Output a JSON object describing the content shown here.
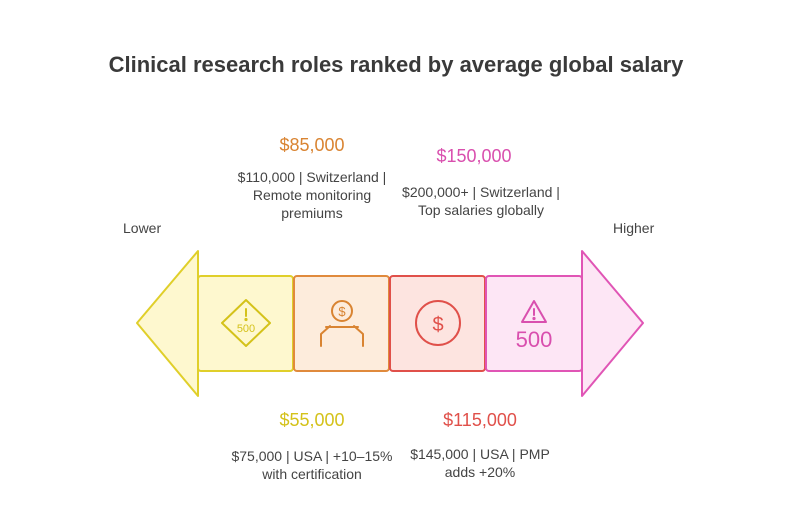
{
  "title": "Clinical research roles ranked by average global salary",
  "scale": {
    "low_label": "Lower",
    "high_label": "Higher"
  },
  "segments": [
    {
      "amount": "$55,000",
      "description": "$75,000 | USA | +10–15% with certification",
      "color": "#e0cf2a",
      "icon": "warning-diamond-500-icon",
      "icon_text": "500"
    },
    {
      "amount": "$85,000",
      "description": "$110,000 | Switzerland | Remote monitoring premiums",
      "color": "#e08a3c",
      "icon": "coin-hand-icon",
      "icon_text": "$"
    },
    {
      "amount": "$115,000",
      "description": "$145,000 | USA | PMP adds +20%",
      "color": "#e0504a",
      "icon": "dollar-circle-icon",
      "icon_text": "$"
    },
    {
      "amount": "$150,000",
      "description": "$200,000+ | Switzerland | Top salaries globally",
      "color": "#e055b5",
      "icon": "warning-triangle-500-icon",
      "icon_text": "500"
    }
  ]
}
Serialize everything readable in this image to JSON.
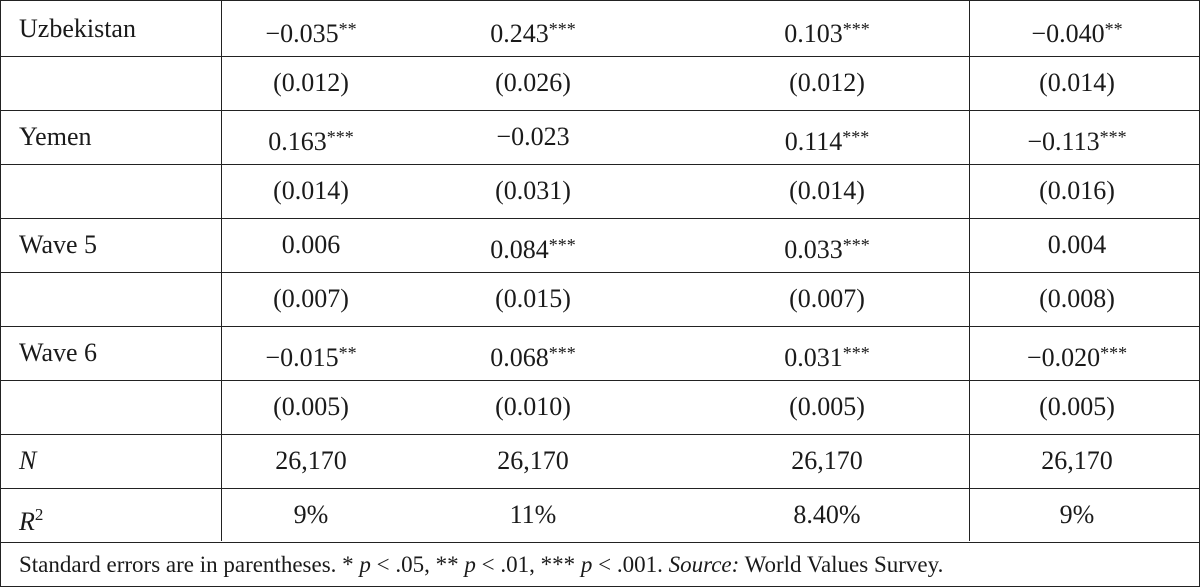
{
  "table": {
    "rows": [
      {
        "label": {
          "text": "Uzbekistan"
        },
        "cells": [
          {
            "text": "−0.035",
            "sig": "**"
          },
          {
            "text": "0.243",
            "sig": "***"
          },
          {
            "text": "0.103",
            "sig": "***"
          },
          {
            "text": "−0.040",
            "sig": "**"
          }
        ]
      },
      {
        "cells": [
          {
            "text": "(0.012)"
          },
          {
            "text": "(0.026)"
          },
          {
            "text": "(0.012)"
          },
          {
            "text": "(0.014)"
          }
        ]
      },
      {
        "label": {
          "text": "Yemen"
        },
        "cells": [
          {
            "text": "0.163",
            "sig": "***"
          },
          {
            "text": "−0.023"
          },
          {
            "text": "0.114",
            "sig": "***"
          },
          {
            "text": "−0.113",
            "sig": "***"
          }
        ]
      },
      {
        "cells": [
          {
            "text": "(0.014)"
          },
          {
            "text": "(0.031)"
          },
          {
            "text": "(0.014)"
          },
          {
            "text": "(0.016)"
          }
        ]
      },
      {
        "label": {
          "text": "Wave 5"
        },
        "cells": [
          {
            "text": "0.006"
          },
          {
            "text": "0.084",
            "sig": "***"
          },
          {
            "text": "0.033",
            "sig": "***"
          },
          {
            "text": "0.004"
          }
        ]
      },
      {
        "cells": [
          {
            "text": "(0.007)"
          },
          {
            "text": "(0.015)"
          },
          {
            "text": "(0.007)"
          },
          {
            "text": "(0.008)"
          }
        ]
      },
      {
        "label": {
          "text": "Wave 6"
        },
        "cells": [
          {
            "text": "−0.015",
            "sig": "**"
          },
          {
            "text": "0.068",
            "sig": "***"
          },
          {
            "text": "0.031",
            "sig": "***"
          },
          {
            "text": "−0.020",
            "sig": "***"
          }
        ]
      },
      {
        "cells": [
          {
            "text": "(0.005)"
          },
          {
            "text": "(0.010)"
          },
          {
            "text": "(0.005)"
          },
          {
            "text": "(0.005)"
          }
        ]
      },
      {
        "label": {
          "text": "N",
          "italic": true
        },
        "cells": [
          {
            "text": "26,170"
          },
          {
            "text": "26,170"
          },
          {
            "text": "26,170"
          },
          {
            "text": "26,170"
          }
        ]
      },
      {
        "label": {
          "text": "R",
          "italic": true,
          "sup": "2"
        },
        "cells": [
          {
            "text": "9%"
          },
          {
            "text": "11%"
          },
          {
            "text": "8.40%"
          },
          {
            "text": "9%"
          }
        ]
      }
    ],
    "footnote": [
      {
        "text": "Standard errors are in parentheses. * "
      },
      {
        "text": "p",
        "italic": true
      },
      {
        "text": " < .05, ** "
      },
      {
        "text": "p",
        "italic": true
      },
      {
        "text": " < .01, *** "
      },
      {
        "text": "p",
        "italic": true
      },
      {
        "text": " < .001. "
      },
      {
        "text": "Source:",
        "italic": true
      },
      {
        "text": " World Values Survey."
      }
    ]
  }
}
..........
## Goal
Pick out the lines containing the string "Switzerland" and show them.

## Full solution
      "description": "$110,000 | Switzerland | Remote monitoring premiums",
      "description": "$200,000+ | Switzerland | Top salaries globally",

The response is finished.